--- Begin INPUT FOR THIS TASK ---
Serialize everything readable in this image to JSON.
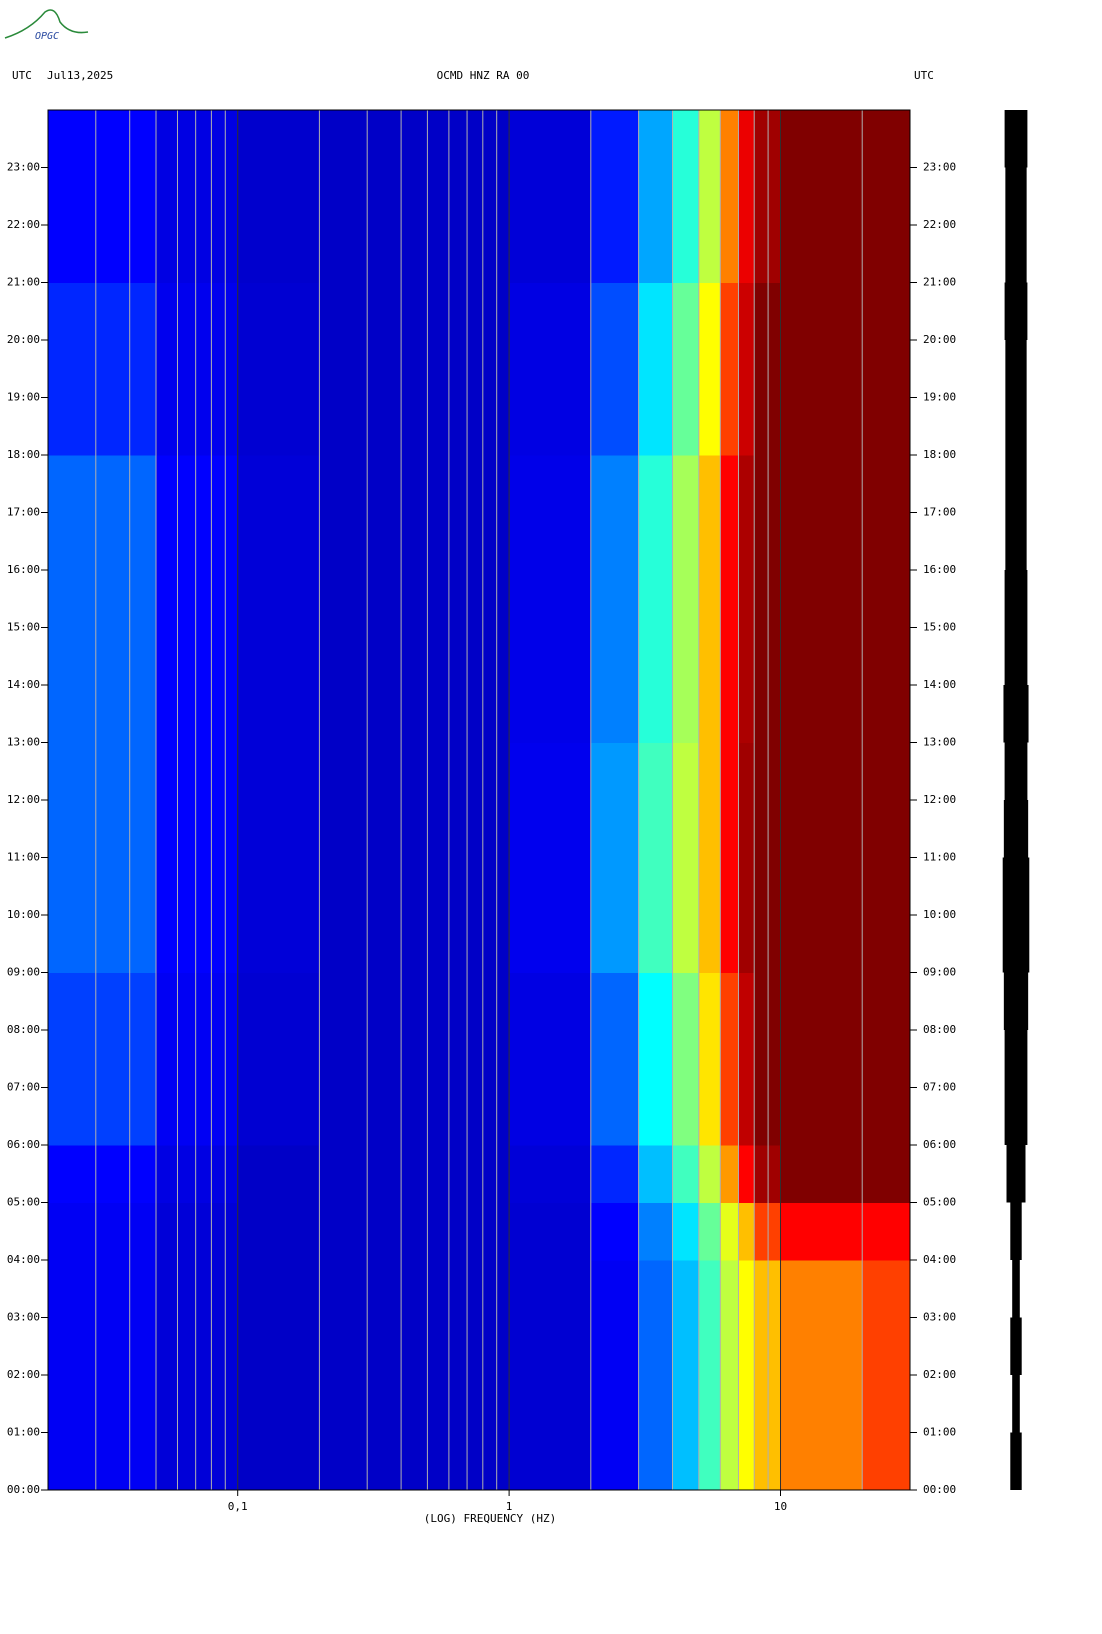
{
  "chart_data": {
    "type": "spectrogram",
    "logo_text": "OPGC",
    "left_label": "UTC",
    "date": "Jul13,2025",
    "title": "OCMD HNZ RA 00",
    "right_label": "UTC",
    "xlabel": "(LOG) FREQUENCY (HZ)",
    "log_x": true,
    "xlim": [
      0.02,
      30
    ],
    "xticks": [
      {
        "value": 0.1,
        "label": "0,1"
      },
      1,
      10
    ],
    "x_minor_ticks": [
      0.03,
      0.04,
      0.05,
      0.06,
      0.07,
      0.08,
      0.09,
      0.2,
      0.3,
      0.4,
      0.5,
      0.6,
      0.7,
      0.8,
      0.9,
      2,
      3,
      4,
      5,
      6,
      7,
      8,
      9,
      20
    ],
    "ylim": [
      0,
      24
    ],
    "yticks": [
      {
        "value": 0,
        "label": "00:00"
      },
      {
        "value": 1,
        "label": "01:00"
      },
      {
        "value": 2,
        "label": "02:00"
      },
      {
        "value": 3,
        "label": "03:00"
      },
      {
        "value": 4,
        "label": "04:00"
      },
      {
        "value": 5,
        "label": "05:00"
      },
      {
        "value": 6,
        "label": "06:00"
      },
      {
        "value": 7,
        "label": "07:00"
      },
      {
        "value": 8,
        "label": "08:00"
      },
      {
        "value": 9,
        "label": "09:00"
      },
      {
        "value": 10,
        "label": "10:00"
      },
      {
        "value": 11,
        "label": "11:00"
      },
      {
        "value": 12,
        "label": "12:00"
      },
      {
        "value": 13,
        "label": "13:00"
      },
      {
        "value": 14,
        "label": "14:00"
      },
      {
        "value": 15,
        "label": "15:00"
      },
      {
        "value": 16,
        "label": "16:00"
      },
      {
        "value": 17,
        "label": "17:00"
      },
      {
        "value": 18,
        "label": "18:00"
      },
      {
        "value": 19,
        "label": "19:00"
      },
      {
        "value": 20,
        "label": "20:00"
      },
      {
        "value": 21,
        "label": "21:00"
      },
      {
        "value": 22,
        "label": "22:00"
      },
      {
        "value": 23,
        "label": "23:00"
      }
    ],
    "bins": [
      0.02,
      0.05,
      0.1,
      0.2,
      0.5,
      1,
      2,
      3,
      4,
      5,
      6,
      7,
      8,
      10,
      15,
      20,
      30
    ],
    "times": [
      0,
      1,
      2,
      3,
      4,
      5,
      6,
      7,
      8,
      9,
      10,
      11,
      12,
      13,
      14,
      15,
      16,
      17,
      18,
      19,
      20,
      21,
      22,
      23,
      24
    ],
    "zlim": [
      0,
      10
    ],
    "colormap": [
      "#00008f",
      "#0000ff",
      "#00ffff",
      "#ffff00",
      "#ff0000",
      "#800000"
    ],
    "values": [
      [
        1.8,
        1.3,
        1,
        1,
        1,
        1.2,
        1.8,
        2.8,
        3.5,
        4.5,
        5.5,
        6,
        6.5,
        7,
        7,
        7.5
      ],
      [
        1.8,
        1.3,
        1,
        1,
        1,
        1.2,
        1.8,
        2.8,
        3.5,
        4.5,
        5.5,
        6,
        6.5,
        7,
        7,
        7.5
      ],
      [
        1.8,
        1.3,
        1,
        1,
        1,
        1.2,
        1.8,
        2.8,
        3.5,
        4.5,
        5.5,
        6,
        6.5,
        7,
        7,
        7.5
      ],
      [
        1.8,
        1.3,
        1,
        1,
        1,
        1.2,
        1.8,
        2.8,
        3.5,
        4.5,
        5.5,
        6,
        6.5,
        7,
        7,
        7.5
      ],
      [
        1.8,
        1.3,
        1,
        1,
        1,
        1.2,
        2,
        3,
        3.8,
        4.8,
        5.8,
        6.5,
        7.5,
        8,
        8,
        8
      ],
      [
        2,
        1.5,
        1,
        1,
        1,
        1.3,
        2.3,
        3.5,
        4.5,
        5.5,
        6.8,
        8,
        9.5,
        10,
        10,
        10
      ],
      [
        2.5,
        1.8,
        1.2,
        1,
        1,
        1.5,
        2.8,
        4,
        5,
        6.2,
        7.5,
        9,
        10,
        10,
        10,
        10
      ],
      [
        2.5,
        1.8,
        1.2,
        1,
        1,
        1.5,
        2.8,
        4,
        5,
        6.2,
        7.5,
        9,
        10,
        10,
        10,
        10
      ],
      [
        2.5,
        1.8,
        1.2,
        1,
        1,
        1.5,
        2.8,
        4,
        5,
        6.2,
        7.5,
        9,
        10,
        10,
        10,
        10
      ],
      [
        2.8,
        2,
        1.3,
        1,
        1,
        1.7,
        3.2,
        4.5,
        5.5,
        6.5,
        8,
        9.5,
        10,
        10,
        10,
        10
      ],
      [
        2.8,
        2,
        1.3,
        1,
        1,
        1.7,
        3.2,
        4.5,
        5.5,
        6.5,
        8,
        9.5,
        10,
        10,
        10,
        10
      ],
      [
        2.8,
        2,
        1.3,
        1,
        1,
        1.7,
        3.2,
        4.5,
        5.5,
        6.5,
        8,
        9.5,
        10,
        10,
        10,
        10
      ],
      [
        2.8,
        2,
        1.3,
        1,
        1,
        1.7,
        3.2,
        4.5,
        5.5,
        6.5,
        8,
        9.5,
        10,
        10,
        10,
        10
      ],
      [
        2.8,
        2,
        1.3,
        1,
        1,
        1.6,
        3,
        4.3,
        5.3,
        6.5,
        8,
        9.3,
        10,
        10,
        10,
        10
      ],
      [
        2.8,
        2,
        1.3,
        1,
        1,
        1.6,
        3,
        4.3,
        5.3,
        6.5,
        8,
        9.3,
        10,
        10,
        10,
        10
      ],
      [
        2.8,
        2,
        1.3,
        1,
        1,
        1.6,
        3,
        4.3,
        5.3,
        6.5,
        8,
        9.3,
        10,
        10,
        10,
        10
      ],
      [
        2.8,
        2,
        1.3,
        1,
        1,
        1.6,
        3,
        4.3,
        5.3,
        6.5,
        8,
        9.3,
        10,
        10,
        10,
        10
      ],
      [
        2.8,
        2,
        1.3,
        1,
        1,
        1.6,
        3,
        4.3,
        5.3,
        6.5,
        8,
        9.3,
        10,
        10,
        10,
        10
      ],
      [
        2.3,
        1.7,
        1.2,
        1,
        1,
        1.5,
        2.6,
        3.8,
        4.8,
        6,
        7.5,
        8.8,
        10,
        10,
        10,
        10
      ],
      [
        2.3,
        1.7,
        1.2,
        1,
        1,
        1.5,
        2.6,
        3.8,
        4.8,
        6,
        7.5,
        8.8,
        10,
        10,
        10,
        10
      ],
      [
        2.3,
        1.7,
        1.2,
        1,
        1,
        1.5,
        2.6,
        3.8,
        4.8,
        6,
        7.5,
        8.8,
        10,
        10,
        10,
        10
      ],
      [
        2,
        1.5,
        1.1,
        1,
        1,
        1.3,
        2.2,
        3.3,
        4.3,
        5.5,
        7,
        8.3,
        9.5,
        10,
        10,
        10
      ],
      [
        2,
        1.5,
        1.1,
        1,
        1,
        1.3,
        2.2,
        3.3,
        4.3,
        5.5,
        7,
        8.3,
        9.5,
        10,
        10,
        10
      ],
      [
        2,
        1.5,
        1.1,
        1,
        1,
        1.3,
        2.2,
        3.3,
        4.3,
        5.5,
        7,
        8.3,
        9.5,
        10,
        10,
        10
      ]
    ],
    "trace_lim": [
      0,
      10
    ],
    "trace_amplitude": [
      1.5,
      1,
      1.5,
      1,
      1.5,
      2.5,
      3,
      3,
      3.2,
      3.5,
      3.5,
      3.2,
      3,
      3.3,
      3,
      3,
      2.8,
      2.8,
      2.8,
      2.8,
      3,
      2.8,
      2.8,
      3
    ]
  }
}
--- End INPUT FOR THIS TASK ---
Produce an exact copy of each line of data, skipping embedded images.

# COMPLETE OUTPUT:
Serialize everything readable in this image to JSON.
{
  "chart_data": {
    "type": "spectrogram",
    "logo_text": "OPGC",
    "left_label": "UTC",
    "date": "Jul13,2025",
    "title": "OCMD HNZ RA 00",
    "right_label": "UTC",
    "xlabel": "(LOG) FREQUENCY (HZ)",
    "log_x": true,
    "xlim": [
      0.02,
      30
    ],
    "xticks": [
      {
        "value": 0.1,
        "label": "0,1"
      },
      1,
      10
    ],
    "x_minor_ticks": [
      0.03,
      0.04,
      0.05,
      0.06,
      0.07,
      0.08,
      0.09,
      0.2,
      0.3,
      0.4,
      0.5,
      0.6,
      0.7,
      0.8,
      0.9,
      2,
      3,
      4,
      5,
      6,
      7,
      8,
      9,
      20
    ],
    "ylim": [
      0,
      24
    ],
    "yticks": [
      {
        "value": 0,
        "label": "00:00"
      },
      {
        "value": 1,
        "label": "01:00"
      },
      {
        "value": 2,
        "label": "02:00"
      },
      {
        "value": 3,
        "label": "03:00"
      },
      {
        "value": 4,
        "label": "04:00"
      },
      {
        "value": 5,
        "label": "05:00"
      },
      {
        "value": 6,
        "label": "06:00"
      },
      {
        "value": 7,
        "label": "07:00"
      },
      {
        "value": 8,
        "label": "08:00"
      },
      {
        "value": 9,
        "label": "09:00"
      },
      {
        "value": 10,
        "label": "10:00"
      },
      {
        "value": 11,
        "label": "11:00"
      },
      {
        "value": 12,
        "label": "12:00"
      },
      {
        "value": 13,
        "label": "13:00"
      },
      {
        "value": 14,
        "label": "14:00"
      },
      {
        "value": 15,
        "label": "15:00"
      },
      {
        "value": 16,
        "label": "16:00"
      },
      {
        "value": 17,
        "label": "17:00"
      },
      {
        "value": 18,
        "label": "18:00"
      },
      {
        "value": 19,
        "label": "19:00"
      },
      {
        "value": 20,
        "label": "20:00"
      },
      {
        "value": 21,
        "label": "21:00"
      },
      {
        "value": 22,
        "label": "22:00"
      },
      {
        "value": 23,
        "label": "23:00"
      }
    ],
    "bins": [
      0.02,
      0.05,
      0.1,
      0.2,
      0.5,
      1,
      2,
      3,
      4,
      5,
      6,
      7,
      8,
      10,
      15,
      20,
      30
    ],
    "times": [
      0,
      1,
      2,
      3,
      4,
      5,
      6,
      7,
      8,
      9,
      10,
      11,
      12,
      13,
      14,
      15,
      16,
      17,
      18,
      19,
      20,
      21,
      22,
      23,
      24
    ],
    "zlim": [
      0,
      10
    ],
    "colormap": [
      "#00008f",
      "#0000ff",
      "#00ffff",
      "#ffff00",
      "#ff0000",
      "#800000"
    ],
    "values": [
      [
        1.8,
        1.3,
        1,
        1,
        1,
        1.2,
        1.8,
        2.8,
        3.5,
        4.5,
        5.5,
        6,
        6.5,
        7,
        7,
        7.5
      ],
      [
        1.8,
        1.3,
        1,
        1,
        1,
        1.2,
        1.8,
        2.8,
        3.5,
        4.5,
        5.5,
        6,
        6.5,
        7,
        7,
        7.5
      ],
      [
        1.8,
        1.3,
        1,
        1,
        1,
        1.2,
        1.8,
        2.8,
        3.5,
        4.5,
        5.5,
        6,
        6.5,
        7,
        7,
        7.5
      ],
      [
        1.8,
        1.3,
        1,
        1,
        1,
        1.2,
        1.8,
        2.8,
        3.5,
        4.5,
        5.5,
        6,
        6.5,
        7,
        7,
        7.5
      ],
      [
        1.8,
        1.3,
        1,
        1,
        1,
        1.2,
        2,
        3,
        3.8,
        4.8,
        5.8,
        6.5,
        7.5,
        8,
        8,
        8
      ],
      [
        2,
        1.5,
        1,
        1,
        1,
        1.3,
        2.3,
        3.5,
        4.5,
        5.5,
        6.8,
        8,
        9.5,
        10,
        10,
        10
      ],
      [
        2.5,
        1.8,
        1.2,
        1,
        1,
        1.5,
        2.8,
        4,
        5,
        6.2,
        7.5,
        9,
        10,
        10,
        10,
        10
      ],
      [
        2.5,
        1.8,
        1.2,
        1,
        1,
        1.5,
        2.8,
        4,
        5,
        6.2,
        7.5,
        9,
        10,
        10,
        10,
        10
      ],
      [
        2.5,
        1.8,
        1.2,
        1,
        1,
        1.5,
        2.8,
        4,
        5,
        6.2,
        7.5,
        9,
        10,
        10,
        10,
        10
      ],
      [
        2.8,
        2,
        1.3,
        1,
        1,
        1.7,
        3.2,
        4.5,
        5.5,
        6.5,
        8,
        9.5,
        10,
        10,
        10,
        10
      ],
      [
        2.8,
        2,
        1.3,
        1,
        1,
        1.7,
        3.2,
        4.5,
        5.5,
        6.5,
        8,
        9.5,
        10,
        10,
        10,
        10
      ],
      [
        2.8,
        2,
        1.3,
        1,
        1,
        1.7,
        3.2,
        4.5,
        5.5,
        6.5,
        8,
        9.5,
        10,
        10,
        10,
        10
      ],
      [
        2.8,
        2,
        1.3,
        1,
        1,
        1.7,
        3.2,
        4.5,
        5.5,
        6.5,
        8,
        9.5,
        10,
        10,
        10,
        10
      ],
      [
        2.8,
        2,
        1.3,
        1,
        1,
        1.6,
        3,
        4.3,
        5.3,
        6.5,
        8,
        9.3,
        10,
        10,
        10,
        10
      ],
      [
        2.8,
        2,
        1.3,
        1,
        1,
        1.6,
        3,
        4.3,
        5.3,
        6.5,
        8,
        9.3,
        10,
        10,
        10,
        10
      ],
      [
        2.8,
        2,
        1.3,
        1,
        1,
        1.6,
        3,
        4.3,
        5.3,
        6.5,
        8,
        9.3,
        10,
        10,
        10,
        10
      ],
      [
        2.8,
        2,
        1.3,
        1,
        1,
        1.6,
        3,
        4.3,
        5.3,
        6.5,
        8,
        9.3,
        10,
        10,
        10,
        10
      ],
      [
        2.8,
        2,
        1.3,
        1,
        1,
        1.6,
        3,
        4.3,
        5.3,
        6.5,
        8,
        9.3,
        10,
        10,
        10,
        10
      ],
      [
        2.3,
        1.7,
        1.2,
        1,
        1,
        1.5,
        2.6,
        3.8,
        4.8,
        6,
        7.5,
        8.8,
        10,
        10,
        10,
        10
      ],
      [
        2.3,
        1.7,
        1.2,
        1,
        1,
        1.5,
        2.6,
        3.8,
        4.8,
        6,
        7.5,
        8.8,
        10,
        10,
        10,
        10
      ],
      [
        2.3,
        1.7,
        1.2,
        1,
        1,
        1.5,
        2.6,
        3.8,
        4.8,
        6,
        7.5,
        8.8,
        10,
        10,
        10,
        10
      ],
      [
        2,
        1.5,
        1.1,
        1,
        1,
        1.3,
        2.2,
        3.3,
        4.3,
        5.5,
        7,
        8.3,
        9.5,
        10,
        10,
        10
      ],
      [
        2,
        1.5,
        1.1,
        1,
        1,
        1.3,
        2.2,
        3.3,
        4.3,
        5.5,
        7,
        8.3,
        9.5,
        10,
        10,
        10
      ],
      [
        2,
        1.5,
        1.1,
        1,
        1,
        1.3,
        2.2,
        3.3,
        4.3,
        5.5,
        7,
        8.3,
        9.5,
        10,
        10,
        10
      ]
    ],
    "trace_lim": [
      0,
      10
    ],
    "trace_amplitude": [
      1.5,
      1,
      1.5,
      1,
      1.5,
      2.5,
      3,
      3,
      3.2,
      3.5,
      3.5,
      3.2,
      3,
      3.3,
      3,
      3,
      2.8,
      2.8,
      2.8,
      2.8,
      3,
      2.8,
      2.8,
      3
    ]
  }
}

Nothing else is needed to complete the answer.